==== Ausgangstext ====
Wohngeld

Das Wohngeld wird zum 1. Januar 2022 bundesweit erstmals automatisch erhöht

Blick auf Ulm vom Ulmer Münster aus

Das Wohngeld wird zum 1. Januar 2022 bundesweit erstmals automatisch entsprechend der Miet- und Einkommensentwicklung erhöht. In Baden-Württemberg werden davon voraussichtlich rund 61.500 Haushalte mit niedrigem Einkommen profitieren, wie die Ministerin für Landesentwicklung und Wohnen, Nicole Razavi MdL, bekanntgab.

Vor allem ältere Menschen und Familien sollen von der Dynamisierung des Wohngeldes profitieren. Die Reform, für die der Bundesrat im Mai 2021 den Weg freigemacht hat, „war eine wirklich wichtige und gute Entscheidung“, so Razavi. „Baden-Württemberg war es ein besonderes Anliegen, dass gerade in diesen schwierigen Zeiten die soziale Leistungsfähigkeit des Wohngeldes erhalten bleibt und den Menschen weiter geholfen wird.“

Das Wohngeld wird künftig alle 2 Jahre automatisch angepasst

Durch die Reform wird das Wohngeld künftig regelmäßig alle zwei Jahre automatisch an die aktuelle Miet- und Einkommensentwicklung angepasst, erstmals zum 1. Januar 2022. Für bisherige Wohngeldempfängerinnen und -empfänger steigt das Wohngeld ab Januar 2022 je Haushalt im bundesweiten Durchschnitt um rund 13 Euro pro Monat.
==== Erfasste Daten ====
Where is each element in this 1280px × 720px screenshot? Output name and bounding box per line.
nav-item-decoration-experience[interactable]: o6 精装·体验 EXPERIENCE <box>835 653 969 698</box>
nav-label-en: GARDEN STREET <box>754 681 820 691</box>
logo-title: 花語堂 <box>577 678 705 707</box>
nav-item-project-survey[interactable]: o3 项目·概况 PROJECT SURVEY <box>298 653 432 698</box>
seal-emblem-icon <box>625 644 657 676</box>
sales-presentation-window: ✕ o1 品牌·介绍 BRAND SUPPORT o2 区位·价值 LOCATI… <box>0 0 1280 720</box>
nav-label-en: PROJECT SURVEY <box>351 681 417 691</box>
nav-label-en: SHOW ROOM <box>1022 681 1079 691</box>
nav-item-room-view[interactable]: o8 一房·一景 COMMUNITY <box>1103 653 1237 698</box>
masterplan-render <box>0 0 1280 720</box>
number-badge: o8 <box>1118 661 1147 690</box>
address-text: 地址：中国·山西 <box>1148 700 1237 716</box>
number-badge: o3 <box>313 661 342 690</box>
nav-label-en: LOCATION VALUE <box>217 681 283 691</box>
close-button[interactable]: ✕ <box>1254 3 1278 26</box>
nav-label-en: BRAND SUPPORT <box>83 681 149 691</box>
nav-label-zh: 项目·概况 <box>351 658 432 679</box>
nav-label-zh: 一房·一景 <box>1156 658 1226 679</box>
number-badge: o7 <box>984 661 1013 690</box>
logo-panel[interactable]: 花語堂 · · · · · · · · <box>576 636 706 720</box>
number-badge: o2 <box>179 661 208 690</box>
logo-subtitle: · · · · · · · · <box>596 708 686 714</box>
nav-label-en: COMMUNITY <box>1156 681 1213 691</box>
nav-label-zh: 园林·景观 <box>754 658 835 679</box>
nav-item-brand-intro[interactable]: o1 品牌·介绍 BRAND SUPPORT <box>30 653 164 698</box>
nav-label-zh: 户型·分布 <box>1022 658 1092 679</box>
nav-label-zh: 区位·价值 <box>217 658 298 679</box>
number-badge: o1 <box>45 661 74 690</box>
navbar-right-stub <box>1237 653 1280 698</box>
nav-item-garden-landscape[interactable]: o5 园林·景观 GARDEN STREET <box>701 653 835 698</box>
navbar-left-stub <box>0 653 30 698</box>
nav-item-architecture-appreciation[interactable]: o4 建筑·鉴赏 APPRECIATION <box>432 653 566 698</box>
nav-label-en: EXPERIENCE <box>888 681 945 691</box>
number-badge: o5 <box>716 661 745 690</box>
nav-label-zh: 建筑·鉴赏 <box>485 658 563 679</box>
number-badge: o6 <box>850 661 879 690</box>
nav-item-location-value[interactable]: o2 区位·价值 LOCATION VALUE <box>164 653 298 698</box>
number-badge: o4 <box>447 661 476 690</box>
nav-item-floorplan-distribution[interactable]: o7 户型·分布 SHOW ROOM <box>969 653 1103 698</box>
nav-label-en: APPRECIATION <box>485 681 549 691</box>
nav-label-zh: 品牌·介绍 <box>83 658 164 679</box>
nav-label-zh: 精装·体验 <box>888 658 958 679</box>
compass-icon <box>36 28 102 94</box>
====
#### Aufgabe A
Schreiben Sie aus dem Text zum Wohngeld den Abschnitt ab, der mit „Blick auf Ulm“ beginnt und mit „Razavi MdL, bekanntgab.“ endet.
#### Aufgabe B
Setzen Sie den Text zum Wohngeld im Anschluss an seinen letzten Satz fort.
Die Einträge sind eigenständiges Material und gehören nicht zum Text zum Wohngeld.

#### Antwortfeld A
Blick auf Ulm vom Ulmer Münster aus

Das Wohngeld wird zum 1. Januar 2022 bundesweit erstmals automatisch entsprechend der Miet- und Einkommensentwicklung erhöht. In Baden-Württemberg werden davon voraussichtlich rund 61.500 Haushalte mit niedrigem Einkommen profitieren, wie die Ministerin für Landesentwicklung und Wohnen, Nicole Razavi MdL, bekanntgab.

#### Antwortfeld B
Durch die regelmäßige Anpassung des Zuschusses können viele Haushalte weiterhin Wohngeld beziehen, die sonst aufgrund von Einkommenssteigerungen möglicherweise keinen Anspruch mehr gehabt hätten. Insbesondere Familien werden dadurch entlastet; ältere Menschen können in ihrem gewohnten Wohnumfeld bleiben. Aktuell bekommen 59.000 Haushalte im Land Wohngeld. Durch die Reform können ab 1. Januar 2022 voraussichtlich etwa 2.500 weitere Haushalte in Baden-Württemberg einen Erstantrag auf Wohngeld stellen.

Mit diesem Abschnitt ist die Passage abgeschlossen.